— BEGIN Listing —

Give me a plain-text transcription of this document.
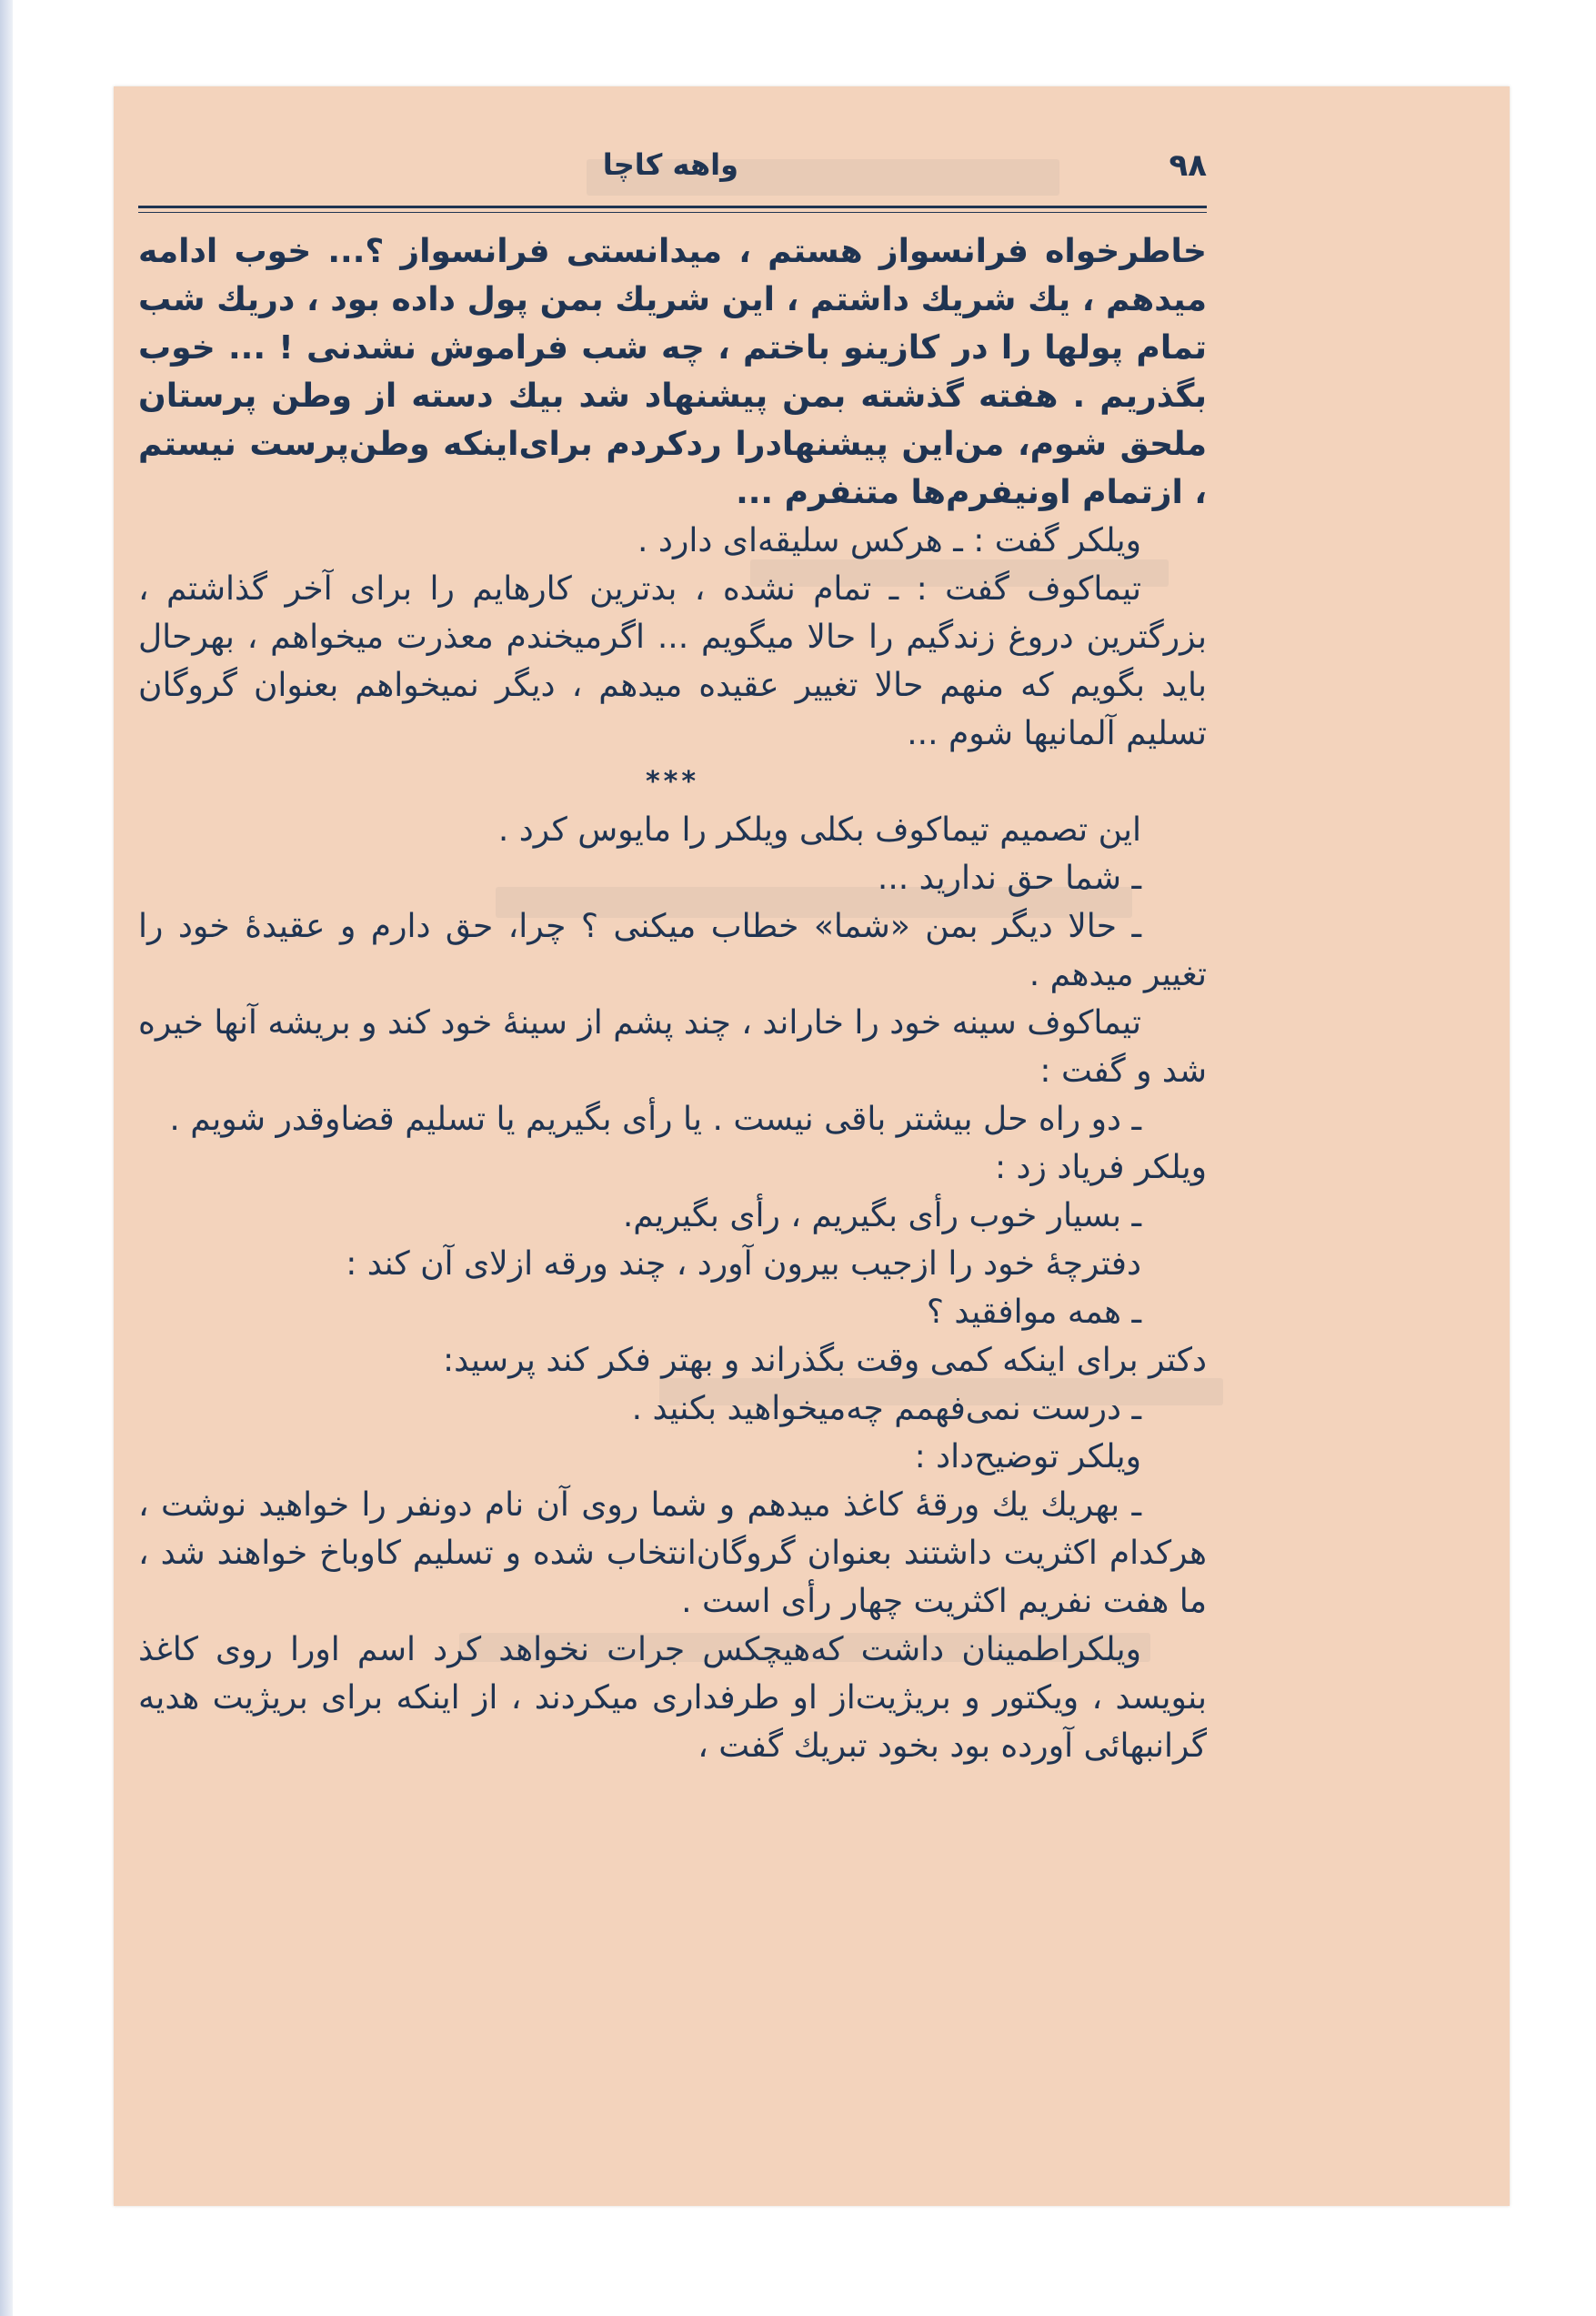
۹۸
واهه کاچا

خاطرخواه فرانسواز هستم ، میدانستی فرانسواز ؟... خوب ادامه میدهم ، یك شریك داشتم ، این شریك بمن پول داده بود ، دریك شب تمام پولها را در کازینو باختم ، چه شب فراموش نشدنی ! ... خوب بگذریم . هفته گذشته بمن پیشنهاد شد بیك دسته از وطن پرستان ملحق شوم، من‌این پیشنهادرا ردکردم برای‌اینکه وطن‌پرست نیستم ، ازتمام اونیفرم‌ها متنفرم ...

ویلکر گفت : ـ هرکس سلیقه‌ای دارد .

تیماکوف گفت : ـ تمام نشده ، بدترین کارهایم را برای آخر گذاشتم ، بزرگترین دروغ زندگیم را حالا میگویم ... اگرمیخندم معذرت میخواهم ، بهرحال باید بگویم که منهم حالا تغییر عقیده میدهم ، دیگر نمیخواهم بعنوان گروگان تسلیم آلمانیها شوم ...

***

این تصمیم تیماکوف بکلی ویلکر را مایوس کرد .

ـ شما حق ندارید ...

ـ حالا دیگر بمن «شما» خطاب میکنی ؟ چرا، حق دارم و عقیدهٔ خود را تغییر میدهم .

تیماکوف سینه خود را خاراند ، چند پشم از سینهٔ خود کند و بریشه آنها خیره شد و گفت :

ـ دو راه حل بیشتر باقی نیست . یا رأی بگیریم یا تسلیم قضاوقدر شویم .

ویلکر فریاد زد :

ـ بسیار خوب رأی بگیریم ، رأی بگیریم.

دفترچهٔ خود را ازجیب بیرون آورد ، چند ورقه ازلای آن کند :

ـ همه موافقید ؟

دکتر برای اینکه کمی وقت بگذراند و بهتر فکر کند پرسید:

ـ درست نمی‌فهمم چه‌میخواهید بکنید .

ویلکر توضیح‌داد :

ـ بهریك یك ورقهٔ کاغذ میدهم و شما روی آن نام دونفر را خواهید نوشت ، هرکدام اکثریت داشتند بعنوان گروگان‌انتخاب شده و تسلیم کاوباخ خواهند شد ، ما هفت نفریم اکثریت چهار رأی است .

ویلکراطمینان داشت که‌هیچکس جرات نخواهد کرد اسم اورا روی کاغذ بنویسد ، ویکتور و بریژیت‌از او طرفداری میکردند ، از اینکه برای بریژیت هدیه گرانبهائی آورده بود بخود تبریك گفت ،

— END Listing —
— BEGIN Listing —

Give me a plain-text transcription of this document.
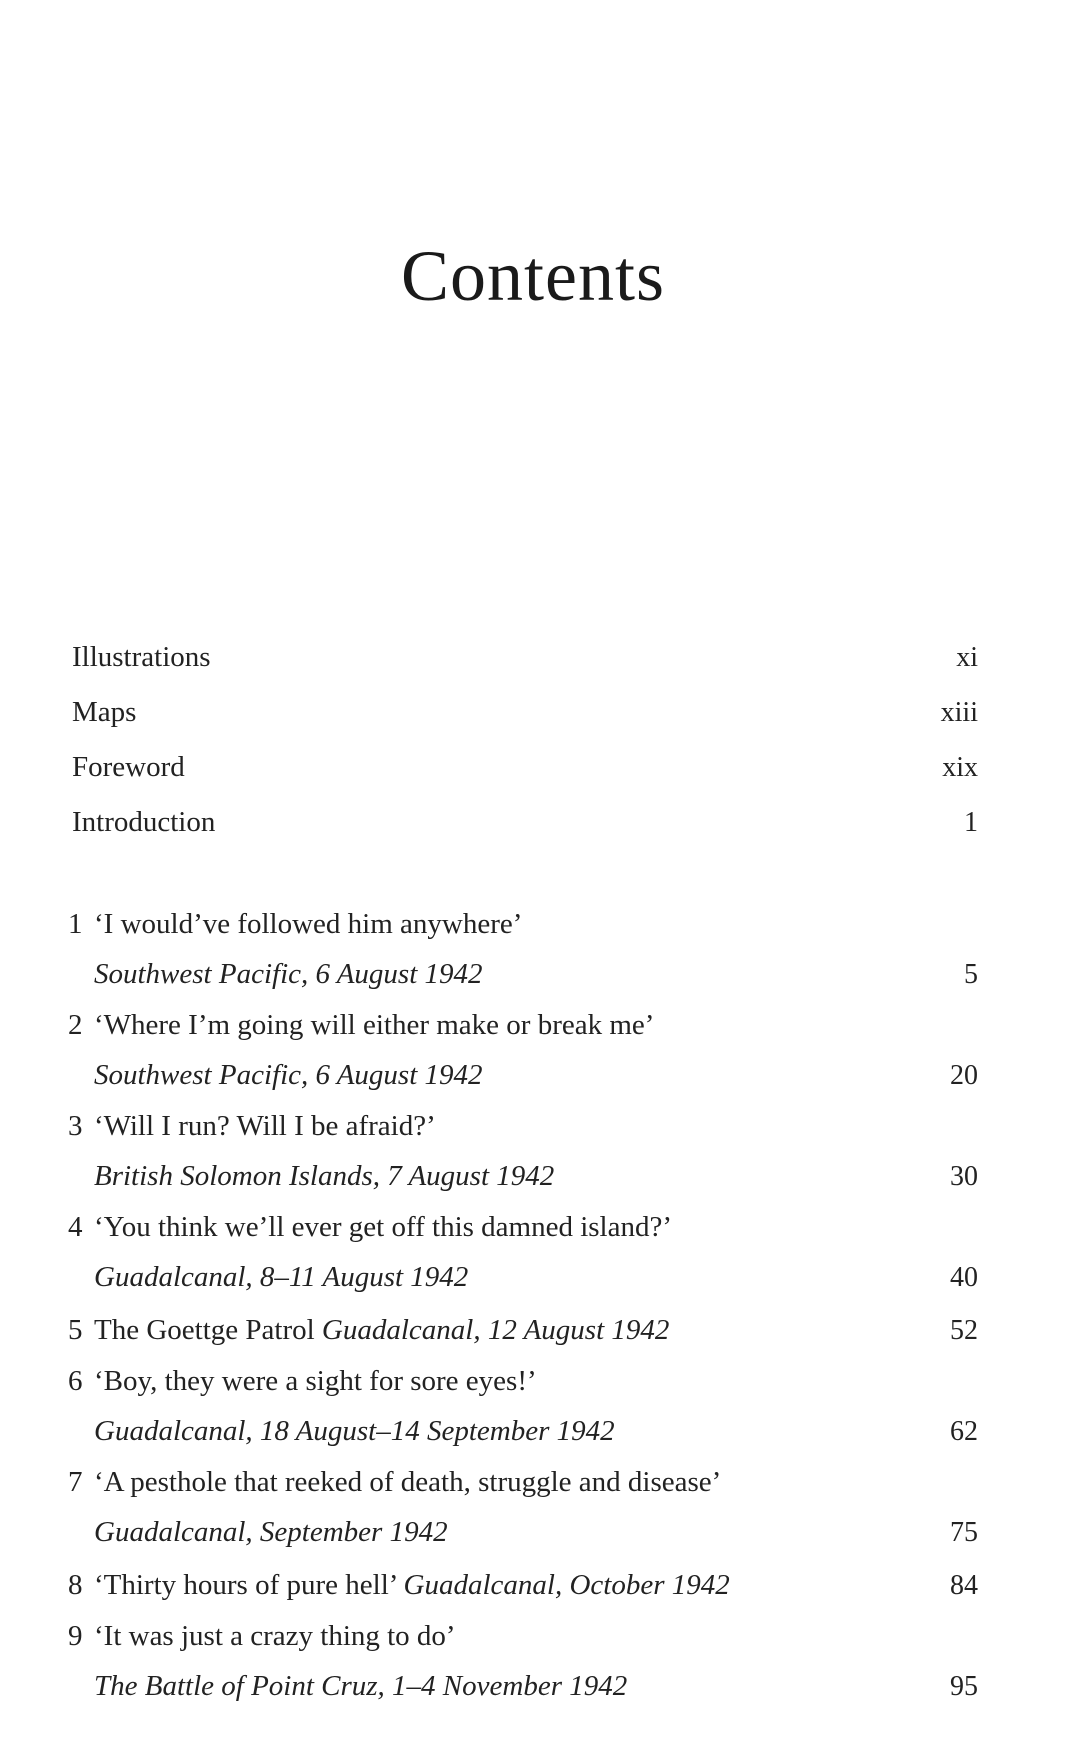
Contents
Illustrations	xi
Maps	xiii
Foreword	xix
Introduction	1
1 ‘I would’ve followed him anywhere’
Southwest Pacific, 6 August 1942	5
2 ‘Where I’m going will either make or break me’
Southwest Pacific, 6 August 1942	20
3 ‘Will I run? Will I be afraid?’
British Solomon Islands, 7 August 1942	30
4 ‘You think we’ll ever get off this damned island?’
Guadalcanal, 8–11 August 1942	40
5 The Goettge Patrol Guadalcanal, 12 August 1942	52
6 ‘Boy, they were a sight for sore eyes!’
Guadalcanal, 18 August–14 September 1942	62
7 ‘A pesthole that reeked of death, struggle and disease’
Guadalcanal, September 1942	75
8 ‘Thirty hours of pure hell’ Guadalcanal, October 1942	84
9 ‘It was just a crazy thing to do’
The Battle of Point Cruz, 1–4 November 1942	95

— END Listing —

List all lines holding the string "Pacific".

◆ Complete answer:
Southwest Pacific, 6 August 1942	5
Southwest Pacific, 6 August 1942	20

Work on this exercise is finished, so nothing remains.